━━━ THE DATA

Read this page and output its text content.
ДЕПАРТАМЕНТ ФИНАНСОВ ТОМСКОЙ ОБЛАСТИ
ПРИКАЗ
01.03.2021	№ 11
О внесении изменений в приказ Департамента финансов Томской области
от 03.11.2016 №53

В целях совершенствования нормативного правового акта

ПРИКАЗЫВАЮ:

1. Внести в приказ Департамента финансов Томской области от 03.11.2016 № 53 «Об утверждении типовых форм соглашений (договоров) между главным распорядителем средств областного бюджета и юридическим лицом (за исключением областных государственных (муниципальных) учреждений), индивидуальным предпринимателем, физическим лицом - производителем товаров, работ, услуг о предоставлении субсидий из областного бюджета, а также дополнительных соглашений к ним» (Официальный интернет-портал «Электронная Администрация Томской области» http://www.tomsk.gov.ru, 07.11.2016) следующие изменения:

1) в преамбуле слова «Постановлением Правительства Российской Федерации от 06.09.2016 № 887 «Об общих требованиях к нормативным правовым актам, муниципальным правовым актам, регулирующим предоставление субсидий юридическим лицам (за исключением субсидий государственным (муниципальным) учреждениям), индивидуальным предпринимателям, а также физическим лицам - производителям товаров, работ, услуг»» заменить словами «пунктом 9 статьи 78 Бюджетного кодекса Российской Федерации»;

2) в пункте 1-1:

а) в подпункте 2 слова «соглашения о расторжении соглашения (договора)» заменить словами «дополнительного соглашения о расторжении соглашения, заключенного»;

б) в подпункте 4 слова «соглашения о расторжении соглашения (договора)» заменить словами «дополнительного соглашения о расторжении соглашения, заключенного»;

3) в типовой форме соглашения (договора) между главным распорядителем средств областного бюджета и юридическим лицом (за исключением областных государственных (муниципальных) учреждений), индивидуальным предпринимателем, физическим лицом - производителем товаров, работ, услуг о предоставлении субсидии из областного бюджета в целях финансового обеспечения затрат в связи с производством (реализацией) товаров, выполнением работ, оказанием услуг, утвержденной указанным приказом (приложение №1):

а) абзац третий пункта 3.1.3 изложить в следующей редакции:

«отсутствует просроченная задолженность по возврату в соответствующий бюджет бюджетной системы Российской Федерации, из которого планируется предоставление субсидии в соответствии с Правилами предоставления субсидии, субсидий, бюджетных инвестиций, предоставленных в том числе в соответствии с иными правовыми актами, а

━━━━━━

▶ [WRITTEN TASK] Give an exact copy of all the data shown above.

▶ [EXERCISE ANSWER]
Read this page and output its text content.
ДЕПАРТАМЕНТ ФИНАНСОВ ТОМСКОЙ ОБЛАСТИ
ПРИКАЗ
01.03.2021	№ 11
О внесении изменений в приказ Департамента финансов Томской области
от 03.11.2016 №53

В целях совершенствования нормативного правового акта

ПРИКАЗЫВАЮ:

1. Внести в приказ Департамента финансов Томской области от 03.11.2016 № 53 «Об утверждении типовых форм соглашений (договоров) между главным распорядителем средств областного бюджета и юридическим лицом (за исключением областных государственных (муниципальных) учреждений), индивидуальным предпринимателем, физическим лицом - производителем товаров, работ, услуг о предоставлении субсидий из областного бюджета, а также дополнительных соглашений к ним» (Официальный интернет-портал «Электронная Администрация Томской области» http://www.tomsk.gov.ru, 07.11.2016) следующие изменения:

1) в преамбуле слова «Постановлением Правительства Российской Федерации от 06.09.2016 № 887 «Об общих требованиях к нормативным правовым актам, муниципальным правовым актам, регулирующим предоставление субсидий юридическим лицам (за исключением субсидий государственным (муниципальным) учреждениям), индивидуальным предпринимателям, а также физическим лицам - производителям товаров, работ, услуг»» заменить словами «пунктом 9 статьи 78 Бюджетного кодекса Российской Федерации»;

2) в пункте 1-1:

а) в подпункте 2 слова «соглашения о расторжении соглашения (договора)» заменить словами «дополнительного соглашения о расторжении соглашения, заключенного»;

б) в подпункте 4 слова «соглашения о расторжении соглашения (договора)» заменить словами «дополнительного соглашения о расторжении соглашения, заключенного»;

3) в типовой форме соглашения (договора) между главным распорядителем средств областного бюджета и юридическим лицом (за исключением областных государственных (муниципальных) учреждений), индивидуальным предпринимателем, физическим лицом - производителем товаров, работ, услуг о предоставлении субсидии из областного бюджета в целях финансового обеспечения затрат в связи с производством (реализацией) товаров, выполнением работ, оказанием услуг, утвержденной указанным приказом (приложение №1):

а) абзац третий пункта 3.1.3 изложить в следующей редакции:

«отсутствует просроченная задолженность по возврату в соответствующий бюджет бюджетной системы Российской Федерации, из которого планируется предоставление субсидии в соответствии с Правилами предоставления субсидии, субсидий, бюджетных инвестиций, предоставленных в том числе в соответствии с иными правовыми актами, а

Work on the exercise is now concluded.